* **Directions for this task**
Retype the full set of records. Keep every character identical.

* **Material provided**

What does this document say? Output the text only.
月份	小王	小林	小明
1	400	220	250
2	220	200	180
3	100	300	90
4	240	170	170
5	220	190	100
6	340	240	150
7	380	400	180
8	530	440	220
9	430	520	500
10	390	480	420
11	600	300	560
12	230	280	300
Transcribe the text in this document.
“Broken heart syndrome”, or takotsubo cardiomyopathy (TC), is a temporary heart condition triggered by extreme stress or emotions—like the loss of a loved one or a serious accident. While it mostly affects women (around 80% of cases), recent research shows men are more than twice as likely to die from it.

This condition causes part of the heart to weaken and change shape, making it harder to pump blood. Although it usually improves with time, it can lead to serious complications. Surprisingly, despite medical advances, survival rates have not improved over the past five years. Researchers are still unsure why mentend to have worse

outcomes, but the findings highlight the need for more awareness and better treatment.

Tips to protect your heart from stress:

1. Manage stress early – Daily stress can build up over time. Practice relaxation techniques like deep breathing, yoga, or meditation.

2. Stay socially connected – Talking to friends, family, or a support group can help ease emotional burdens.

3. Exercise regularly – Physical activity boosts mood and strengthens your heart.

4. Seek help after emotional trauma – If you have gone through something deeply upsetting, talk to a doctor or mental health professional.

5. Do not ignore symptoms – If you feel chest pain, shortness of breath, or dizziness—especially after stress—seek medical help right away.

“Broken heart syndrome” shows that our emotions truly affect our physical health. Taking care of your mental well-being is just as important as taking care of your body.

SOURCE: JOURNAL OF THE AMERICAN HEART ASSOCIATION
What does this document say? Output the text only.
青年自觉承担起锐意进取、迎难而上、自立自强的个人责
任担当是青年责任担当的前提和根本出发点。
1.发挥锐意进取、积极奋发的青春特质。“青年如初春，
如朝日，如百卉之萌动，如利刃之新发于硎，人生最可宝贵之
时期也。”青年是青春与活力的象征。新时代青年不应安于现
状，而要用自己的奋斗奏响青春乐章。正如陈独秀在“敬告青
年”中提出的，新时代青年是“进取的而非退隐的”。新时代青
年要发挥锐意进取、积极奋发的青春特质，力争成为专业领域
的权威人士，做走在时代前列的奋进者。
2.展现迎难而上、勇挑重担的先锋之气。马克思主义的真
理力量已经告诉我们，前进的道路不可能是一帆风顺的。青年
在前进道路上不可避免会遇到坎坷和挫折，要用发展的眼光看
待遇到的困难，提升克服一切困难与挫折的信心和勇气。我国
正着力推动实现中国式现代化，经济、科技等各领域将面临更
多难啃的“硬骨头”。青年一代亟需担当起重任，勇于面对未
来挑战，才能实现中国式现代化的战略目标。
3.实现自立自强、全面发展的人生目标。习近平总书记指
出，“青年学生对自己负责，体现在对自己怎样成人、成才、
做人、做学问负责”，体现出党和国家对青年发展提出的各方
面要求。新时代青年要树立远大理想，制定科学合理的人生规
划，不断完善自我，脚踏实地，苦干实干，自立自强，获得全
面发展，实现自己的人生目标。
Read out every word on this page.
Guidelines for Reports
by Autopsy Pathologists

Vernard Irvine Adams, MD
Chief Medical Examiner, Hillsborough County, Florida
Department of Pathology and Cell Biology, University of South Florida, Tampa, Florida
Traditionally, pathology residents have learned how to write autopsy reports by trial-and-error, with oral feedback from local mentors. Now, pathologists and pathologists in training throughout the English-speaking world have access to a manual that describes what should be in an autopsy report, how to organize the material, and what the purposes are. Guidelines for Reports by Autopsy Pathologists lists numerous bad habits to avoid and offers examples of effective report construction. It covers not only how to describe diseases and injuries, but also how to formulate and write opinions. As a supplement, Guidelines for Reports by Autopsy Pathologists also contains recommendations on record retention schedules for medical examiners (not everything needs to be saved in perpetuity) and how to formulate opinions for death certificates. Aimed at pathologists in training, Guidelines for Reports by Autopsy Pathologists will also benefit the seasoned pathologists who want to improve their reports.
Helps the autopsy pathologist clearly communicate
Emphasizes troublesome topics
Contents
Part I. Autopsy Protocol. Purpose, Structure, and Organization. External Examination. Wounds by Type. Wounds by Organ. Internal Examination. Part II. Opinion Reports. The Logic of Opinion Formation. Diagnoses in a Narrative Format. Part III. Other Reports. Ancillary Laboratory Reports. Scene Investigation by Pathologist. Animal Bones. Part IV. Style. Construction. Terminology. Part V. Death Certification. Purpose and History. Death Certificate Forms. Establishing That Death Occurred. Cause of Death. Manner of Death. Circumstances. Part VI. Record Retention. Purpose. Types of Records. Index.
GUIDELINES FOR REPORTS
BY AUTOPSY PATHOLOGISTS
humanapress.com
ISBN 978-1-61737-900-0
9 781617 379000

* **Result below**
What does this document say? Output the text only.
月份	小王	小林	小明
1	400	220	250
2	220	200	180
3	100	300	90
4	240	170	170
5	220	190	100
6	340	240	150
7	380	400	180
8	530	440	220
9	430	520	500
10	390	480	420
11	600	300	560
12	230	280	300
Transcribe the text in this document.
“Broken heart syndrome”, or takotsubo cardiomyopathy (TC), is a temporary heart condition triggered by extreme stress or emotions—like the loss of a loved one or a serious accident. While it mostly affects women (around 80% of cases), recent research shows men are more than twice as likely to die from it.

This condition causes part of the heart to weaken and change shape, making it harder to pump blood. Although it usually improves with time, it can lead to serious complications. Surprisingly, despite medical advances, survival rates have not improved over the past five years. Researchers are still unsure why mentend to have worse

outcomes, but the findings highlight the need for more awareness and better treatment.

Tips to protect your heart from stress:

1. Manage stress early – Daily stress can build up over time. Practice relaxation techniques like deep breathing, yoga, or meditation.

2. Stay socially connected – Talking to friends, family, or a support group can help ease emotional burdens.

3. Exercise regularly – Physical activity boosts mood and strengthens your heart.

4. Seek help after emotional trauma – If you have gone through something deeply upsetting, talk to a doctor or mental health professional.

5. Do not ignore symptoms – If you feel chest pain, shortness of breath, or dizziness—especially after stress—seek medical help right away.

“Broken heart syndrome” shows that our emotions truly affect our physical health. Taking care of your mental well-being is just as important as taking care of your body.

SOURCE: JOURNAL OF THE AMERICAN HEART ASSOCIATION
What does this document say? Output the text only.
青年自觉承担起锐意进取、迎难而上、自立自强的个人责
任担当是青年责任担当的前提和根本出发点。
1.发挥锐意进取、积极奋发的青春特质。“青年如初春，
如朝日，如百卉之萌动，如利刃之新发于硎，人生最可宝贵之
时期也。”青年是青春与活力的象征。新时代青年不应安于现
状，而要用自己的奋斗奏响青春乐章。正如陈独秀在“敬告青
年”中提出的，新时代青年是“进取的而非退隐的”。新时代青
年要发挥锐意进取、积极奋发的青春特质，力争成为专业领域
的权威人士，做走在时代前列的奋进者。
2.展现迎难而上、勇挑重担的先锋之气。马克思主义的真
理力量已经告诉我们，前进的道路不可能是一帆风顺的。青年
在前进道路上不可避免会遇到坎坷和挫折，要用发展的眼光看
待遇到的困难，提升克服一切困难与挫折的信心和勇气。我国
正着力推动实现中国式现代化，经济、科技等各领域将面临更
多难啃的“硬骨头”。青年一代亟需担当起重任，勇于面对未
来挑战，才能实现中国式现代化的战略目标。
3.实现自立自强、全面发展的人生目标。习近平总书记指
出，“青年学生对自己负责，体现在对自己怎样成人、成才、
做人、做学问负责”，体现出党和国家对青年发展提出的各方
面要求。新时代青年要树立远大理想，制定科学合理的人生规
划，不断完善自我，脚踏实地，苦干实干，自立自强，获得全
面发展，实现自己的人生目标。
Read out every word on this page.
Guidelines for Reports
by Autopsy Pathologists

Vernard Irvine Adams, MD
Chief Medical Examiner, Hillsborough County, Florida
Department of Pathology and Cell Biology, University of South Florida, Tampa, Florida
Traditionally, pathology residents have learned how to write autopsy reports by trial-and-error, with oral feedback from local mentors. Now, pathologists and pathologists in training throughout the English-speaking world have access to a manual that describes what should be in an autopsy report, how to organize the material, and what the purposes are. Guidelines for Reports by Autopsy Pathologists lists numerous bad habits to avoid and offers examples of effective report construction. It covers not only how to describe diseases and injuries, but also how to formulate and write opinions. As a supplement, Guidelines for Reports by Autopsy Pathologists also contains recommendations on record retention schedules for medical examiners (not everything needs to be saved in perpetuity) and how to formulate opinions for death certificates. Aimed at pathologists in training, Guidelines for Reports by Autopsy Pathologists will also benefit the seasoned pathologists who want to improve their reports.
Helps the autopsy pathologist clearly communicate
Emphasizes troublesome topics
Contents
Part I. Autopsy Protocol. Purpose, Structure, and Organization. External Examination. Wounds by Type. Wounds by Organ. Internal Examination. Part II. Opinion Reports. The Logic of Opinion Formation. Diagnoses in a Narrative Format. Part III. Other Reports. Ancillary Laboratory Reports. Scene Investigation by Pathologist. Animal Bones. Part IV. Style. Construction. Terminology. Part V. Death Certification. Purpose and History. Death Certificate Forms. Establishing That Death Occurred. Cause of Death. Manner of Death. Circumstances. Part VI. Record Retention. Purpose. Types of Records. Index.
GUIDELINES FOR REPORTS
BY AUTOPSY PATHOLOGISTS
humanapress.com
ISBN 978-1-61737-900-0
9 781617 379000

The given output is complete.